─── LISTED ENTRIES

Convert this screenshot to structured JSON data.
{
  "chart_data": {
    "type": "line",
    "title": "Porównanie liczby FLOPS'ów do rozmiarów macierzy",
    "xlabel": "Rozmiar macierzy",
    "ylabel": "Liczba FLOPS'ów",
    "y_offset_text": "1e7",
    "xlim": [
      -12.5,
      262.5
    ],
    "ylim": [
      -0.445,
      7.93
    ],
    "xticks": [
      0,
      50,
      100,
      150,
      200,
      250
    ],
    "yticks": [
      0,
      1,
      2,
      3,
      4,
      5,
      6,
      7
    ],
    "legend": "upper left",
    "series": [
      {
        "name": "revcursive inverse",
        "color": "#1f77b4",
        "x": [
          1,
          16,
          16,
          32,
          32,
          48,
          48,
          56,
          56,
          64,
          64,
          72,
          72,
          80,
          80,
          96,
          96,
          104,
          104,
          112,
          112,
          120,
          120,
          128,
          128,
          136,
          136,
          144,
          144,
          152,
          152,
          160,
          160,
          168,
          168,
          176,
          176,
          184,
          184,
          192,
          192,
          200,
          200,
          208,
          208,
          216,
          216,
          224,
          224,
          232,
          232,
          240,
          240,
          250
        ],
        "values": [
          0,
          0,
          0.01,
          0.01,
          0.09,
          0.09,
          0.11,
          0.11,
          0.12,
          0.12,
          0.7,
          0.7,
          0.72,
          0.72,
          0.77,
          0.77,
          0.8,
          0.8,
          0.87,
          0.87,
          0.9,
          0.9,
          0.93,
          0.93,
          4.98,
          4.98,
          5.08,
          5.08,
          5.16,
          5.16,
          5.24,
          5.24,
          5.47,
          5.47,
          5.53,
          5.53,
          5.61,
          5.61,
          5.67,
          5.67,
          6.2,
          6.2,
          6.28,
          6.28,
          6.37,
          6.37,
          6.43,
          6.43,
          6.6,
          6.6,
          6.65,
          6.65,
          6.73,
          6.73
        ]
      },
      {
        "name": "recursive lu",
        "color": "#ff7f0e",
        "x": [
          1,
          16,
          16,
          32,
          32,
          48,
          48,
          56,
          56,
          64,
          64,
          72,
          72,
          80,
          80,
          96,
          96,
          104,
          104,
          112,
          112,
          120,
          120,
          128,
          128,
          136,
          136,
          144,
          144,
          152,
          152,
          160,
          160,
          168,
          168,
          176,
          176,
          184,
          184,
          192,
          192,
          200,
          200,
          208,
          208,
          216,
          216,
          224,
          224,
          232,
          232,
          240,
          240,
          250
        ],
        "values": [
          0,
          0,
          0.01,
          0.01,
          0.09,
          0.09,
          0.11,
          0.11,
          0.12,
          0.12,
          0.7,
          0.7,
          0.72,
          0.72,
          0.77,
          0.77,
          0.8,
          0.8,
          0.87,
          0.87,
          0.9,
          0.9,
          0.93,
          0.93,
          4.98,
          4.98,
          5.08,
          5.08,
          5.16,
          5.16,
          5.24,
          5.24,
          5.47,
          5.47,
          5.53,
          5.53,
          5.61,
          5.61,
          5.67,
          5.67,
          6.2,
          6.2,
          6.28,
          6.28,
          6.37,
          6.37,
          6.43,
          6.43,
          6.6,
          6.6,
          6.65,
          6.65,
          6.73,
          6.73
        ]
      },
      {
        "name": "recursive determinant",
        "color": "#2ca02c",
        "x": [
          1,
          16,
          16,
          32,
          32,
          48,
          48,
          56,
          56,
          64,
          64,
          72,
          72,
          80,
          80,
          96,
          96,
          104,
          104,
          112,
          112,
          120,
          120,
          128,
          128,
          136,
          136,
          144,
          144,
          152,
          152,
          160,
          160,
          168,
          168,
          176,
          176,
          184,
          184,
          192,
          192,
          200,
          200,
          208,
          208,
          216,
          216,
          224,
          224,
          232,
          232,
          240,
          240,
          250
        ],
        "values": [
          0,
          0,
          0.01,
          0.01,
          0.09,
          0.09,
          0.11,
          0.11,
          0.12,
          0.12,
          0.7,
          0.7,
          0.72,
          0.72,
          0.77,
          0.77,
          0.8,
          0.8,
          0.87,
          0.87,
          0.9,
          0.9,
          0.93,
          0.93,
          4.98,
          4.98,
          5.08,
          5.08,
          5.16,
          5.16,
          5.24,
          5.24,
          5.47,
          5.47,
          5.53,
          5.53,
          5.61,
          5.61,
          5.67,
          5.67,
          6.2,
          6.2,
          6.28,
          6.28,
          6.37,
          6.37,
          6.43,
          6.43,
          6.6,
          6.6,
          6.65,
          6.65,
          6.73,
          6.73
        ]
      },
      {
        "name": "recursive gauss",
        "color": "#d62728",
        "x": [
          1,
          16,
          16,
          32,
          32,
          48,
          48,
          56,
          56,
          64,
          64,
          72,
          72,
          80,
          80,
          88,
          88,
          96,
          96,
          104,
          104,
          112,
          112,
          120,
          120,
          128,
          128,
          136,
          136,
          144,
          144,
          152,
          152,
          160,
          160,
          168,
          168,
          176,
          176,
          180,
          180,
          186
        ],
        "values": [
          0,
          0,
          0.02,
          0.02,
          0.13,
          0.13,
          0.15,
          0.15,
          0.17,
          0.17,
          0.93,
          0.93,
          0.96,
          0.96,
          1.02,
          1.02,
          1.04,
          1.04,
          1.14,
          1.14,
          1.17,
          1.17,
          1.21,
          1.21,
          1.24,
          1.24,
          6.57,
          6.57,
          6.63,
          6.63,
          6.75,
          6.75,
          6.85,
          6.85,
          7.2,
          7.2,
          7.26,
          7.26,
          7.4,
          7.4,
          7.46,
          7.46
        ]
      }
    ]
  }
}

──────

Extract every line containing the string "macierzy" from the material.

SOLUTION.
    "title": "Porównanie liczby FLOPS'ów do rozmiarów macierzy",
    "xlabel": "Rozmiar macierzy",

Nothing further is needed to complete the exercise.